<<<<
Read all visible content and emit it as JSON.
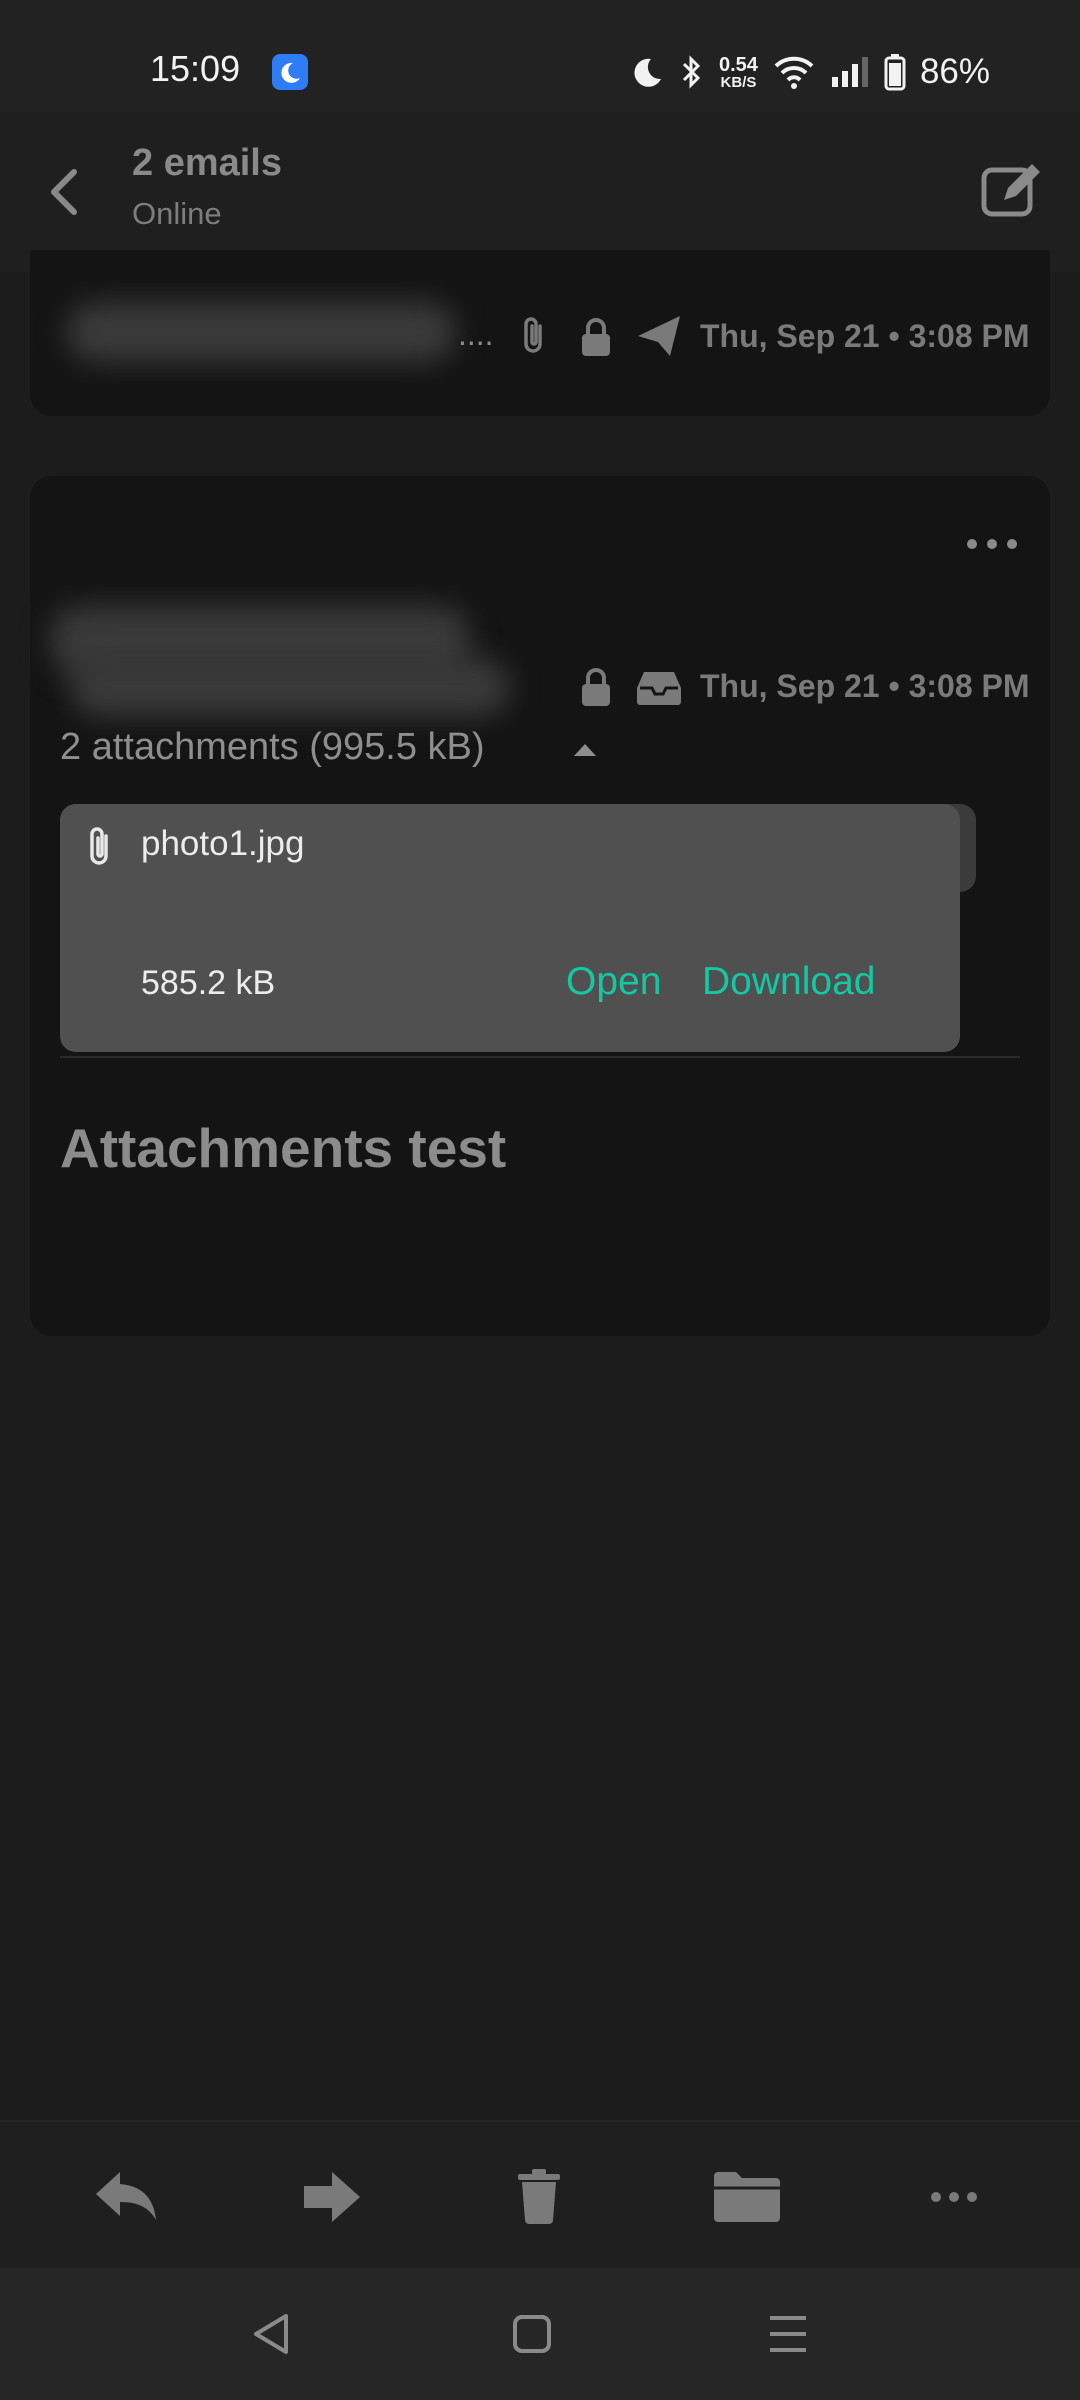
{
  "status_bar": {
    "time": "15:09",
    "net_speed_value": "0.54",
    "net_speed_unit": "KB/S",
    "battery": "86%"
  },
  "header": {
    "title": "2 emails",
    "subtitle": "Online"
  },
  "message1": {
    "ellipsis": "....",
    "date": "Thu, Sep 21 • 3:08 PM"
  },
  "message2": {
    "date": "Thu, Sep 21 • 3:08 PM",
    "attachments_summary": "2 attachments (995.5 kB)",
    "attachment": {
      "name": "photo1.jpg",
      "size": "585.2 kB",
      "open_label": "Open",
      "download_label": "Download"
    },
    "subject": "Attachments test"
  },
  "colors": {
    "accent": "#12c9a4",
    "background": "#1c1c1c",
    "card": "#141414"
  }
}
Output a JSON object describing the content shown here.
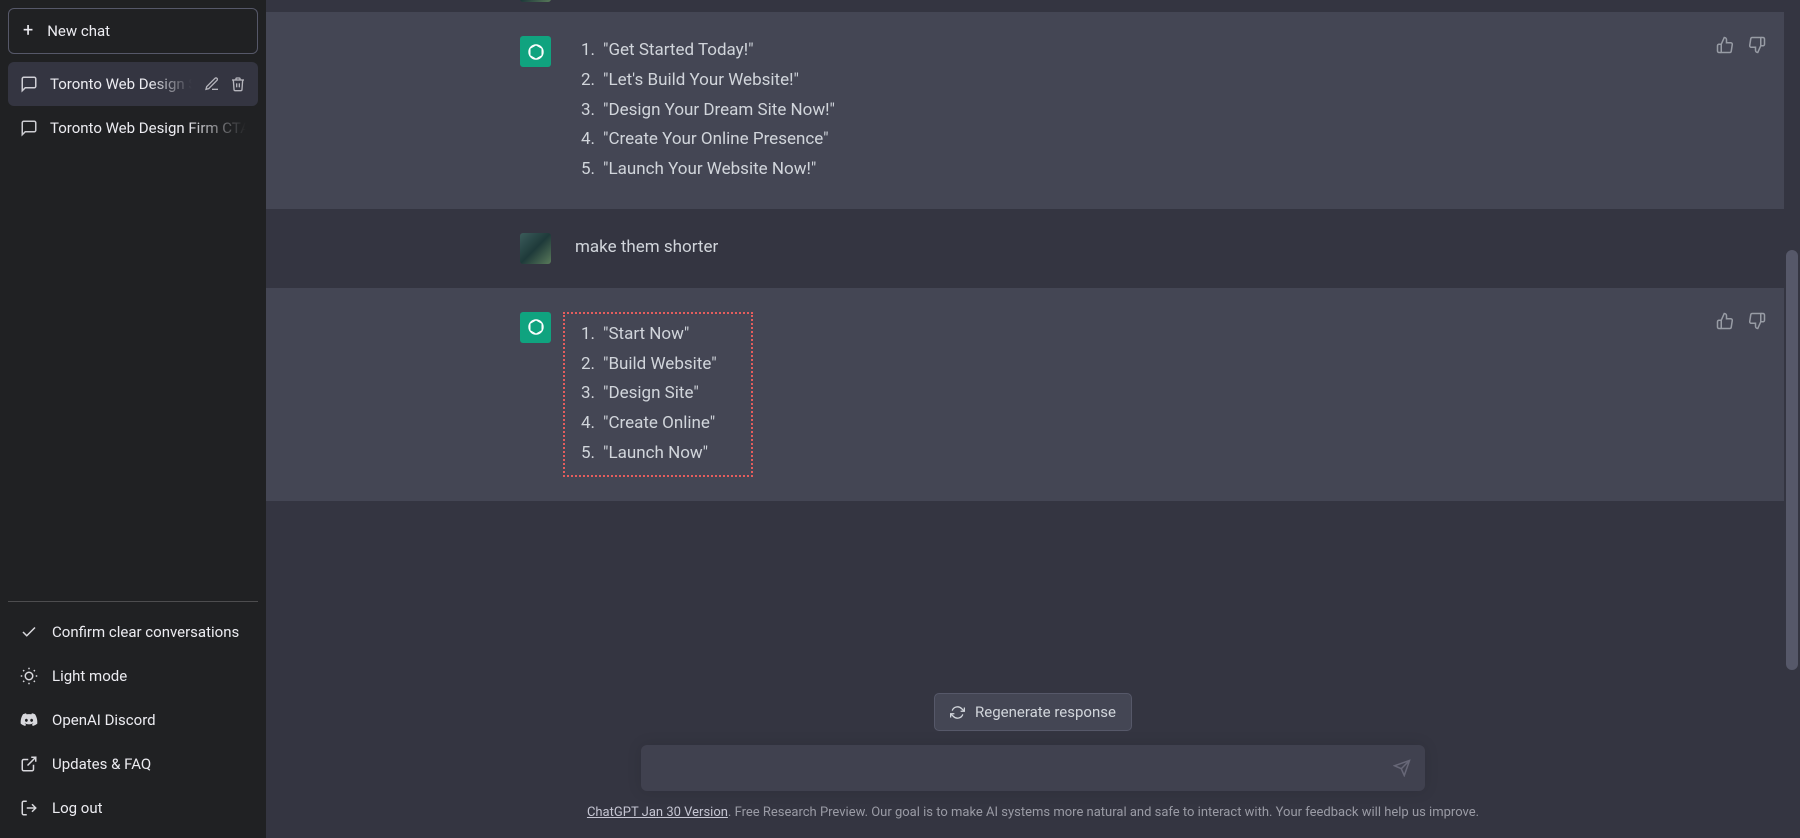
{
  "sidebar": {
    "new_chat_label": "New chat",
    "chats": [
      {
        "title": "Toronto Web Design Sl",
        "active": true
      },
      {
        "title": "Toronto Web Design Firm CTA",
        "active": false
      }
    ],
    "footer": {
      "confirm_clear": "Confirm clear conversations",
      "light_mode": "Light mode",
      "discord": "OpenAI Discord",
      "updates_faq": "Updates & FAQ",
      "logout": "Log out"
    }
  },
  "conversation": {
    "assistant1": {
      "items": [
        "\"Get Started Today!\"",
        "\"Let's Build Your Website!\"",
        "\"Design Your Dream Site Now!\"",
        "\"Create Your Online Presence\"",
        "\"Launch Your Website Now!\""
      ]
    },
    "user2": {
      "text": "make them shorter"
    },
    "assistant2": {
      "items": [
        "\"Start Now\"",
        "\"Build Website\"",
        "\"Design Site\"",
        "\"Create Online\"",
        "\"Launch Now\""
      ]
    }
  },
  "controls": {
    "regenerate_label": "Regenerate response",
    "input_placeholder": ""
  },
  "disclaimer": {
    "link_text": "ChatGPT Jan 30 Version",
    "rest": ". Free Research Preview. Our goal is to make AI systems more natural and safe to interact with. Your feedback will help us improve."
  }
}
>>>>
The problem =>
Transcribe the preceding listing in its entirety and with exact wording, leaving out pictures.

Answer for this exercise =>
Read all visible content and emit it as JSON.
{
  "status_bar": {
    "time": "15:09",
    "net_speed_value": "0.54",
    "net_speed_unit": "KB/S",
    "battery": "86%"
  },
  "header": {
    "title": "2 emails",
    "subtitle": "Online"
  },
  "message1": {
    "ellipsis": "....",
    "date": "Thu, Sep 21 • 3:08 PM"
  },
  "message2": {
    "date": "Thu, Sep 21 • 3:08 PM",
    "attachments_summary": "2 attachments (995.5 kB)",
    "attachment": {
      "name": "photo1.jpg",
      "size": "585.2 kB",
      "open_label": "Open",
      "download_label": "Download"
    },
    "subject": "Attachments test"
  },
  "colors": {
    "accent": "#12c9a4",
    "background": "#1c1c1c",
    "card": "#141414"
  }
}
Output a JSON object describing the content shown here.
{
  "sidebar": {
    "new_chat_label": "New chat",
    "chats": [
      {
        "title": "Toronto Web Design Sl",
        "active": true
      },
      {
        "title": "Toronto Web Design Firm CTA",
        "active": false
      }
    ],
    "footer": {
      "confirm_clear": "Confirm clear conversations",
      "light_mode": "Light mode",
      "discord": "OpenAI Discord",
      "updates_faq": "Updates & FAQ",
      "logout": "Log out"
    }
  },
  "conversation": {
    "assistant1": {
      "items": [
        "\"Get Started Today!\"",
        "\"Let's Build Your Website!\"",
        "\"Design Your Dream Site Now!\"",
        "\"Create Your Online Presence\"",
        "\"Launch Your Website Now!\""
      ]
    },
    "user2": {
      "text": "make them shorter"
    },
    "assistant2": {
      "items": [
        "\"Start Now\"",
        "\"Build Website\"",
        "\"Design Site\"",
        "\"Create Online\"",
        "\"Launch Now\""
      ]
    }
  },
  "controls": {
    "regenerate_label": "Regenerate response",
    "input_placeholder": ""
  },
  "disclaimer": {
    "link_text": "ChatGPT Jan 30 Version",
    "rest": ". Free Research Preview. Our goal is to make AI systems more natural and safe to interact with. Your feedback will help us improve."
  }
}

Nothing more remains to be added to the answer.